Saved entries:
--------------------------------

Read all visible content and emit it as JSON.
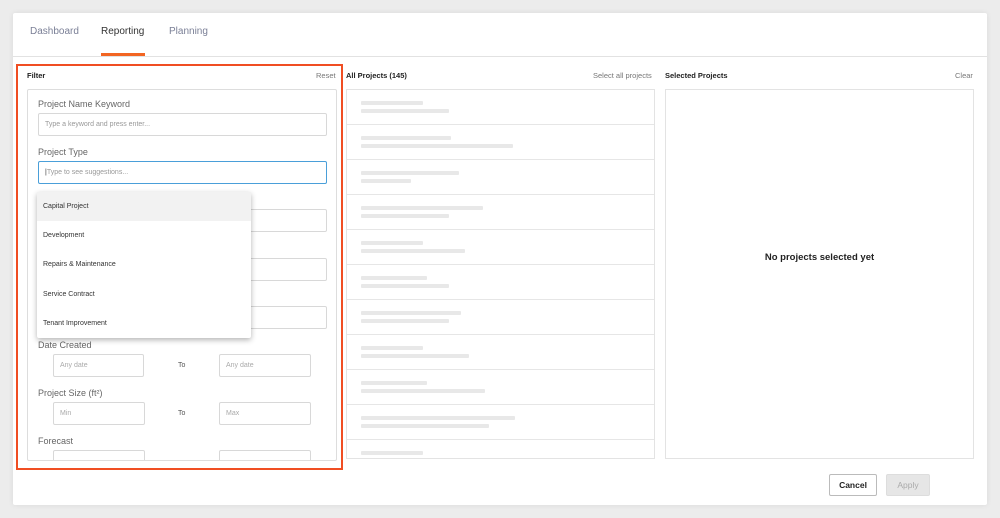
{
  "tabs": [
    {
      "label": "Dashboard"
    },
    {
      "label": "Reporting"
    },
    {
      "label": "Planning"
    }
  ],
  "filter": {
    "title": "Filter",
    "reset": "Reset",
    "keyword_label": "Project Name Keyword",
    "keyword_placeholder": "Type a keyword and press enter...",
    "type_label": "Project Type",
    "type_placeholder": "Type to see suggestions...",
    "date_label": "Date Created",
    "date_from_placeholder": "Any date",
    "date_to_placeholder": "Any date",
    "to_label": "To",
    "size_label": "Project Size (ft²)",
    "size_min_placeholder": "Min",
    "size_max_placeholder": "Max",
    "forecast_label": "Forecast"
  },
  "dropdown": {
    "options": [
      "Capital Project",
      "Development",
      "Repairs & Maintenance",
      "Service Contract",
      "Tenant Improvement"
    ],
    "highlighted_index": 0
  },
  "all_projects": {
    "title": "All Projects (145)",
    "select_all": "Select all projects"
  },
  "selected_projects": {
    "title": "Selected Projects",
    "clear": "Clear",
    "empty_message": "No projects selected yet"
  },
  "actions": {
    "cancel": "Cancel",
    "apply": "Apply"
  },
  "colors": {
    "accent": "#f26522",
    "highlight_border": "#f04e23",
    "focus": "#4a9fd9"
  }
}
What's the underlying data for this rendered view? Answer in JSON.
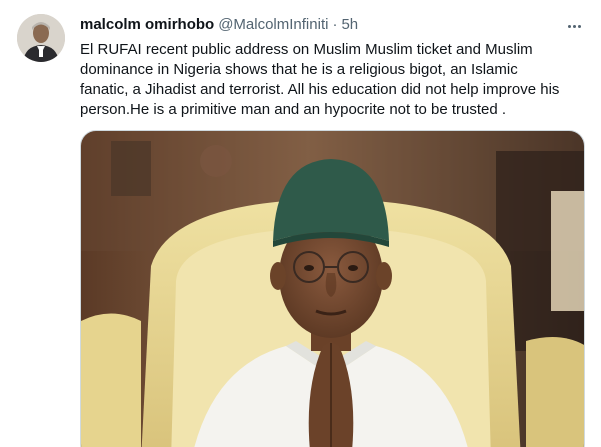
{
  "tweet": {
    "author": {
      "display_name": "malcolm omirhobo",
      "handle": "@MalcolmInfiniti",
      "separator": "·",
      "time": "5h"
    },
    "text_lines": [
      "El RUFAI recent public address on Muslim Muslim ticket and Muslim",
      "dominance in Nigeria shows that he is a  religious bigot, an Islamic",
      "fanatic, a Jihadist and terrorist. All his education did not help improve his",
      "person.He is a primitive man and an hypocrite not to be trusted ."
    ],
    "icons": {
      "more": "more-options-icon",
      "avatar": "profile-avatar"
    },
    "colors": {
      "text_primary": "#0f1419",
      "text_secondary": "#536471",
      "border": "#cfd9de"
    }
  }
}
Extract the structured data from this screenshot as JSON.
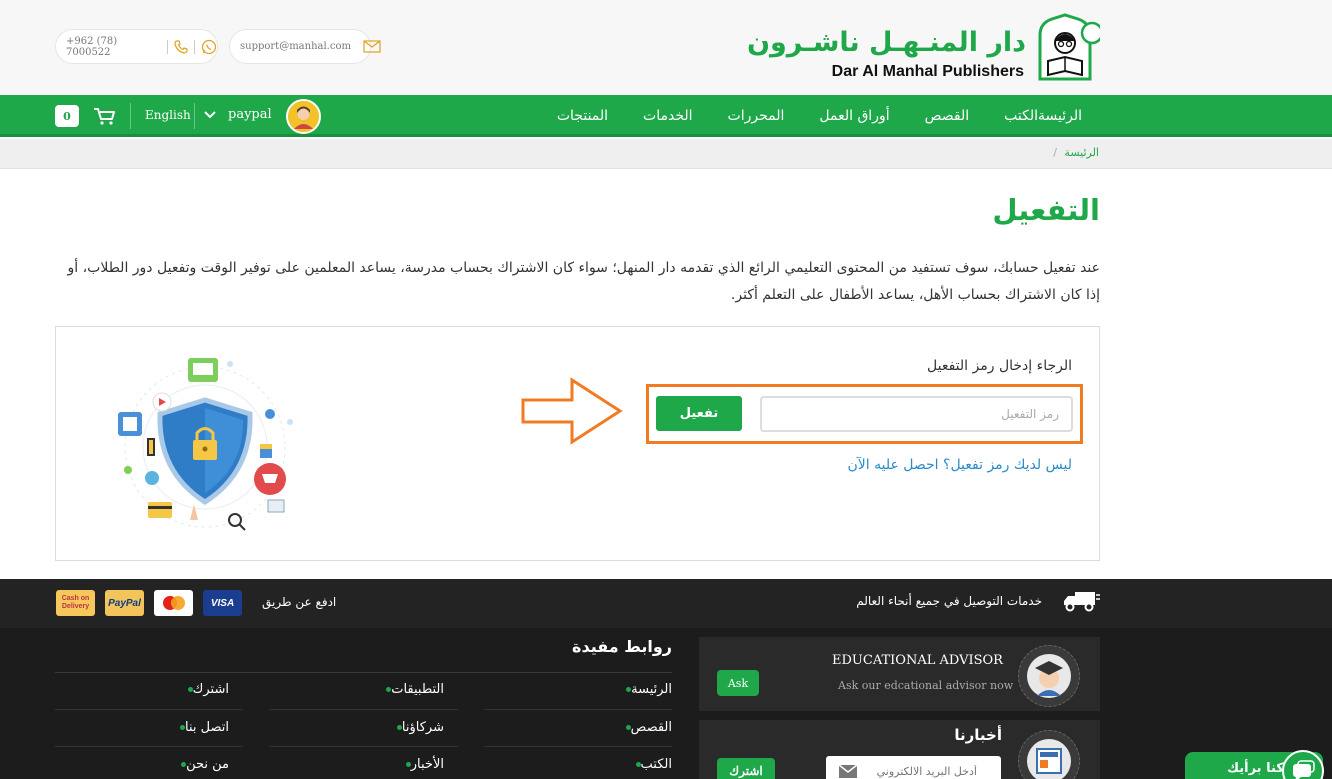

--------------------------------

▶ [What this task involves] State the count of lines with the word "data" in them, and write nothing else.

▶ [Answer in full] 2